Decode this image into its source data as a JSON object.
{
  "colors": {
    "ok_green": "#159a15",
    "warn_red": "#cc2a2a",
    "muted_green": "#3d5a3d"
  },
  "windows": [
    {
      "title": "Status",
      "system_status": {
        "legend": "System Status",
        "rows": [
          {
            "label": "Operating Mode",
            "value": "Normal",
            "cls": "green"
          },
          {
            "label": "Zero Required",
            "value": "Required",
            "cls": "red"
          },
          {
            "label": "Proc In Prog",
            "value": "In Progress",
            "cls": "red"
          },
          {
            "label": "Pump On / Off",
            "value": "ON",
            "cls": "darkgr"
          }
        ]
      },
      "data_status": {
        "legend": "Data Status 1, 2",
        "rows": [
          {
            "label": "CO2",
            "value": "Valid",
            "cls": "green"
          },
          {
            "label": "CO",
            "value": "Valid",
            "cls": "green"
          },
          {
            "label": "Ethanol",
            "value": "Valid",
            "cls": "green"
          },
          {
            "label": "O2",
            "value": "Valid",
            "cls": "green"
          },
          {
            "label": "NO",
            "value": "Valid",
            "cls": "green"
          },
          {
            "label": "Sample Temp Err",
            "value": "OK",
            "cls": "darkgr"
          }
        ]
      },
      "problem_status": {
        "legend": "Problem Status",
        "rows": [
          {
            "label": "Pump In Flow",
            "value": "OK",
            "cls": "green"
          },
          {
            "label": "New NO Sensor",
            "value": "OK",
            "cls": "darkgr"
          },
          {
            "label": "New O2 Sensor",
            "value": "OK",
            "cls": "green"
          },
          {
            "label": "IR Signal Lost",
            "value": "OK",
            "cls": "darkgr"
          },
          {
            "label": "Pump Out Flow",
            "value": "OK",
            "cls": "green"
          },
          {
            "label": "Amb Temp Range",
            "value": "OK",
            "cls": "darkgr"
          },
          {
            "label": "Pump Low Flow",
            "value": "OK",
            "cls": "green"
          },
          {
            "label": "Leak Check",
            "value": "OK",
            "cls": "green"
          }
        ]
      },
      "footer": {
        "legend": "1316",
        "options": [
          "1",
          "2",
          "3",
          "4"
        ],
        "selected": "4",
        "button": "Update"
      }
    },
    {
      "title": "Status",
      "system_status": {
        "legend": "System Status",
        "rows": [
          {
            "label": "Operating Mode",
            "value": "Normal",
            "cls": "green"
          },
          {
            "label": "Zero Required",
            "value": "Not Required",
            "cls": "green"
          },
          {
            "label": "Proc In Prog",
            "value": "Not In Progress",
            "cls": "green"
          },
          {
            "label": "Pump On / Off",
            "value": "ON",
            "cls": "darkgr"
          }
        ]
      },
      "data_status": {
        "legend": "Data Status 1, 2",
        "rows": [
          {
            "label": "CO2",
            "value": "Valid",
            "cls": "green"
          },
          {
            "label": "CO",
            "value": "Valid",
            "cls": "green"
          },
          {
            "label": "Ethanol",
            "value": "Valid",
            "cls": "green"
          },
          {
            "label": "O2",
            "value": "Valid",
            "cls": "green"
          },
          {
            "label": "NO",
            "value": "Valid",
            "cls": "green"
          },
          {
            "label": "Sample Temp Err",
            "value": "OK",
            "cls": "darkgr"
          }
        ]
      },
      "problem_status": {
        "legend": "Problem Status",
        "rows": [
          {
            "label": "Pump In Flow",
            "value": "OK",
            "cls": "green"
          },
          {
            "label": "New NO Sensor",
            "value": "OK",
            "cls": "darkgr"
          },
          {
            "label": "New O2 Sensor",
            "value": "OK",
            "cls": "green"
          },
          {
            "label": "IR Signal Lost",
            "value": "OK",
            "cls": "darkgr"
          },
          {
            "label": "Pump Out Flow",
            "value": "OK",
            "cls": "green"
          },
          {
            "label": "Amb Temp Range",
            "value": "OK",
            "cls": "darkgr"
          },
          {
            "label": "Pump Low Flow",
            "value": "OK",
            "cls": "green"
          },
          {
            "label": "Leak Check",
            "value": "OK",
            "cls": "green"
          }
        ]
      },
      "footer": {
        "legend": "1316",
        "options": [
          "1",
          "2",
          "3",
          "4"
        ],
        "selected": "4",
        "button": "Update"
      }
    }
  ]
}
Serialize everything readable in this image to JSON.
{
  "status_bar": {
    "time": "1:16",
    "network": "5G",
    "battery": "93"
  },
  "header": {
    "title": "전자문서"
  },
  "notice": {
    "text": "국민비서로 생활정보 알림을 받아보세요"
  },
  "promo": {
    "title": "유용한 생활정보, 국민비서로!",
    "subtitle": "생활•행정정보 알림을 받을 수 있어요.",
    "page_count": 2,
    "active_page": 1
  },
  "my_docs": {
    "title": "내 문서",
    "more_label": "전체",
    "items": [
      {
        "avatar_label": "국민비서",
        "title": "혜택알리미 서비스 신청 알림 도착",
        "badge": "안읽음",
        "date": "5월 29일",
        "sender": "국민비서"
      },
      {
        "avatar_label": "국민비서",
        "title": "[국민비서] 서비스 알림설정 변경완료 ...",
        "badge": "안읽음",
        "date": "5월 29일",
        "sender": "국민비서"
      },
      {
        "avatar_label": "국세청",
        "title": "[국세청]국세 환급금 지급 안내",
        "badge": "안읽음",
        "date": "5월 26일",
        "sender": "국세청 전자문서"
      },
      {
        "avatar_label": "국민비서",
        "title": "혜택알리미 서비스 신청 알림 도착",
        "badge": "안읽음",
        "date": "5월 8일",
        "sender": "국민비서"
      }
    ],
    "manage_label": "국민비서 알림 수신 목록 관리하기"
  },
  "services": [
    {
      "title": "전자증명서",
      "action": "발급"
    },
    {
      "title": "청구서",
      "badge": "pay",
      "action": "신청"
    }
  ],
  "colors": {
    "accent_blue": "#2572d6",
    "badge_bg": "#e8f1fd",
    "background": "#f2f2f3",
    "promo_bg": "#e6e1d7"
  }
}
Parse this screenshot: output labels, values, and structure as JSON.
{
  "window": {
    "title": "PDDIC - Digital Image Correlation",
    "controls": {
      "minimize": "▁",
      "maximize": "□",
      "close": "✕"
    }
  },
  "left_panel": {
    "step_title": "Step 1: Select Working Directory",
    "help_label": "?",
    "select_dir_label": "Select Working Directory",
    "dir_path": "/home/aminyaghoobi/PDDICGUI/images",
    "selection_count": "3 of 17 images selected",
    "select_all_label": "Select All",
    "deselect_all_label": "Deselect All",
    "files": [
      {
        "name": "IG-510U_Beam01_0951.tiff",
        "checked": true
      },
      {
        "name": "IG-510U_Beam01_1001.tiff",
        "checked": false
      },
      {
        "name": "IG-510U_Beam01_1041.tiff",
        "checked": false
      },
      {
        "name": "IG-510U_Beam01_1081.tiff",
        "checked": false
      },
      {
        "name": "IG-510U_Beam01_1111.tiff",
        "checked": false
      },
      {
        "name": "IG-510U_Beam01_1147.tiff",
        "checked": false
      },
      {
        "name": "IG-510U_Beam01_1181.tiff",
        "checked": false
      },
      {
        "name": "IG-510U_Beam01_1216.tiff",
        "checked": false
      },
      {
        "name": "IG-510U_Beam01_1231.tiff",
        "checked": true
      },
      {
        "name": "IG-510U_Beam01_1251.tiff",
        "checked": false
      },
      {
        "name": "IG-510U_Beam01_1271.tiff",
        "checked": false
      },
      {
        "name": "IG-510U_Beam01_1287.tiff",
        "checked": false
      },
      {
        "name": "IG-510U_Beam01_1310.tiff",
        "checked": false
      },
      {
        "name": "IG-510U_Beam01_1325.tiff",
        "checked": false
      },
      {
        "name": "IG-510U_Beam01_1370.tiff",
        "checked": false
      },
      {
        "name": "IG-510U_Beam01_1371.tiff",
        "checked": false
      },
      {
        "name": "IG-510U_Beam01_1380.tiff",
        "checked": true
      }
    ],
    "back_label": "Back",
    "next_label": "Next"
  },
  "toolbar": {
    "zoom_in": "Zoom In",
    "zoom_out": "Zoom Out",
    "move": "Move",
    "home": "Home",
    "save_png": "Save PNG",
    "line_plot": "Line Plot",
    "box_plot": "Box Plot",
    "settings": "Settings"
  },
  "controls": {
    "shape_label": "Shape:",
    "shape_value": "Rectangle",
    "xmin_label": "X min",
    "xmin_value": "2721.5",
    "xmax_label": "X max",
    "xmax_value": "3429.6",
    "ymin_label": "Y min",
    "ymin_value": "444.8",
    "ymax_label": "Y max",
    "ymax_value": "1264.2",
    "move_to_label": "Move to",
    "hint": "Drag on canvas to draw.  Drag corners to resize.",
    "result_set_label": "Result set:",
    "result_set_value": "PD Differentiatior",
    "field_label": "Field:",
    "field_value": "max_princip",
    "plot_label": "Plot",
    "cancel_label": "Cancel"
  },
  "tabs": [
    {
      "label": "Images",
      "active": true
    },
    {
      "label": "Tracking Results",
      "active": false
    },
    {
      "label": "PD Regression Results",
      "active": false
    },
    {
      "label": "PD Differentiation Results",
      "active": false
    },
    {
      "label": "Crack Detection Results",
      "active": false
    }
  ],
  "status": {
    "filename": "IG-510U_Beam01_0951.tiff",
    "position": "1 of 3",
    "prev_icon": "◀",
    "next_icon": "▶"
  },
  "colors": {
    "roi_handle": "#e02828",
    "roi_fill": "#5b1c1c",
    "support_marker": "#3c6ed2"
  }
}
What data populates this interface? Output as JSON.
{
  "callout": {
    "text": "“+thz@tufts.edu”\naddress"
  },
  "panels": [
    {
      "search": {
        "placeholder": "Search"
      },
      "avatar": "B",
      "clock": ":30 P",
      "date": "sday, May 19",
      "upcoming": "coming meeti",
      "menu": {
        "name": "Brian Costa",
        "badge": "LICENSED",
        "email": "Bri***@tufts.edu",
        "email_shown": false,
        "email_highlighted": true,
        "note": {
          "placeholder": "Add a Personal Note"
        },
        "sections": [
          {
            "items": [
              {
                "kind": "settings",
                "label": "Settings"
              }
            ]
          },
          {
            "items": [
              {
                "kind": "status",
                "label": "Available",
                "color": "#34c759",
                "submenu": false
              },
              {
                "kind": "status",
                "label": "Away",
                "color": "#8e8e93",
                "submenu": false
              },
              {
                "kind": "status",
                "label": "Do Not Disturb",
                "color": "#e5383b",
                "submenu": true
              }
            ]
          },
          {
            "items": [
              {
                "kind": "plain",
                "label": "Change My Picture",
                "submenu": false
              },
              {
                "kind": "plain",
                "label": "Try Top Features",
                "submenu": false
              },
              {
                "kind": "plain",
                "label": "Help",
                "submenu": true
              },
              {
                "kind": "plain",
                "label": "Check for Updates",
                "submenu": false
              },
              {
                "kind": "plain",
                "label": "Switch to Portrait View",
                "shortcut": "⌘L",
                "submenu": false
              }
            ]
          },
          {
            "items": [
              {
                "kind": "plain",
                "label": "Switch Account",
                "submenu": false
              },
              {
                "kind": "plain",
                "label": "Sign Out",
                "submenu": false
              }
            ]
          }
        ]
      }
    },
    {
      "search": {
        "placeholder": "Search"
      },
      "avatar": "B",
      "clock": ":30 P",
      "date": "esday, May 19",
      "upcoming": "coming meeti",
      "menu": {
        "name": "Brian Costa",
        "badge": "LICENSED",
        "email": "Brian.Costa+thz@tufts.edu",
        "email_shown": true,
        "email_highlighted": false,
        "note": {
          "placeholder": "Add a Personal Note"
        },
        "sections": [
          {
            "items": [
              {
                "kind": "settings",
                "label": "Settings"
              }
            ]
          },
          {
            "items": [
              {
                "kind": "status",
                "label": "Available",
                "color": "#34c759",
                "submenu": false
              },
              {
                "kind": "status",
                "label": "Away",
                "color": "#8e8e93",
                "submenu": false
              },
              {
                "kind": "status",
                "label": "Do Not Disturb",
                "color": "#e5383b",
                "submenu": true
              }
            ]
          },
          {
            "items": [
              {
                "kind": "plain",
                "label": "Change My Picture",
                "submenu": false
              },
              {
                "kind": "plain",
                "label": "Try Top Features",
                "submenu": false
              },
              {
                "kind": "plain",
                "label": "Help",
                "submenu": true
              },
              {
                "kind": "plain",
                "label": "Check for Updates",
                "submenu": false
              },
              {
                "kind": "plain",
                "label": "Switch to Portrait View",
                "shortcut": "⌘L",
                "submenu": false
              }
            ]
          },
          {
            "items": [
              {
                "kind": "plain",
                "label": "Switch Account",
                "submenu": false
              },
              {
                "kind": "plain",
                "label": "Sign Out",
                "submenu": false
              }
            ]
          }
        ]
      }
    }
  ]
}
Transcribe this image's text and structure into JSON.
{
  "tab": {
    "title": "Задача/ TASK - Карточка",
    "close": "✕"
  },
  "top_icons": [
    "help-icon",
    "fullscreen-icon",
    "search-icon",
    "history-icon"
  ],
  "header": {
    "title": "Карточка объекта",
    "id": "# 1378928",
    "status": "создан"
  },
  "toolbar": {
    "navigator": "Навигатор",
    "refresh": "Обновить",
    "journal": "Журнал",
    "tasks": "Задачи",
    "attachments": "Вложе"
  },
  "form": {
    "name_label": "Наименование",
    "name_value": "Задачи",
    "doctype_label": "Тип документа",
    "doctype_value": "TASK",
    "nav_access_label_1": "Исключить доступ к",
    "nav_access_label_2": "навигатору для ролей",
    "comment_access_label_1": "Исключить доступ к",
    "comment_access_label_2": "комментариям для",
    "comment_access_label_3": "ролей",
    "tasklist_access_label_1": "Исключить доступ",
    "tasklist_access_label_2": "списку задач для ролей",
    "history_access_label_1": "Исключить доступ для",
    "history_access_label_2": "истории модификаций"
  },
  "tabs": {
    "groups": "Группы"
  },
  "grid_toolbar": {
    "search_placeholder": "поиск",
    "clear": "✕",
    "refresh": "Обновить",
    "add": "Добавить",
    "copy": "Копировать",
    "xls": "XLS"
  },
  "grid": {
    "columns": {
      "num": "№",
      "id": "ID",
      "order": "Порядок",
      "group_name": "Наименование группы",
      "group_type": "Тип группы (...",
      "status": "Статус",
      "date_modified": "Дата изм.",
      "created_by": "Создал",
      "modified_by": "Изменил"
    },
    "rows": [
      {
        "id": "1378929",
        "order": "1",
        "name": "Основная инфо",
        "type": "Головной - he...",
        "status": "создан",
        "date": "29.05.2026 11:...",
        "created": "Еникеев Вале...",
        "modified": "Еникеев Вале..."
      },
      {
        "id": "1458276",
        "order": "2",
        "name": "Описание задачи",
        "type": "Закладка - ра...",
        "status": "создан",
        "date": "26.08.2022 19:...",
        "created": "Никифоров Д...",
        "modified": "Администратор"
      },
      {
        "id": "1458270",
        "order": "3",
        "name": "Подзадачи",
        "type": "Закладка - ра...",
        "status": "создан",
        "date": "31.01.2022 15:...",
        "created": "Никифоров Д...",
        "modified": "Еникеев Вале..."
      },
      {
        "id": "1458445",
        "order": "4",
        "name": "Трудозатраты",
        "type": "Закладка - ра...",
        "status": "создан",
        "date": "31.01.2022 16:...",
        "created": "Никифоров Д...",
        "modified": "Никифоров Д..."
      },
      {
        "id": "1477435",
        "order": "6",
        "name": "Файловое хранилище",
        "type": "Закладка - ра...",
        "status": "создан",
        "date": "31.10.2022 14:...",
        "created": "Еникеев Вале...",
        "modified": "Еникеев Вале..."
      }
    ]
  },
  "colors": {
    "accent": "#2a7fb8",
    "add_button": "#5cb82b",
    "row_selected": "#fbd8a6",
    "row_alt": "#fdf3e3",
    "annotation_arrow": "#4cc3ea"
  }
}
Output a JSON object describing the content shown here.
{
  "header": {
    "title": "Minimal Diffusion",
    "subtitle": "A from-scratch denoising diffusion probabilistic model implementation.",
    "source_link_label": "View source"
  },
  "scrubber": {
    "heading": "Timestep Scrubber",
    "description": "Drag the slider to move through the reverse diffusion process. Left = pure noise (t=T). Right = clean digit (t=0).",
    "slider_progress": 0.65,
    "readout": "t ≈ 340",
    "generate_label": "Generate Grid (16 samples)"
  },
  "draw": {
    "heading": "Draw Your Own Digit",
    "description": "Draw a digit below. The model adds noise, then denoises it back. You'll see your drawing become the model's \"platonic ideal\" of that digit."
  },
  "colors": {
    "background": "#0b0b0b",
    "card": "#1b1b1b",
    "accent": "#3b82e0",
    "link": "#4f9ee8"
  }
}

——

Set problem: Using the records above, gather all lines where the string "noise" is present.

Response to the task:
    "description": "Drag the slider to move through the reverse diffusion process. Left = pure noise (t=T). Right = clean digit (t=0).",
    "description": "Draw a digit below. The model adds noise, then denoises it back. You'll see your drawing become the model's \"platonic ideal\" of that digit."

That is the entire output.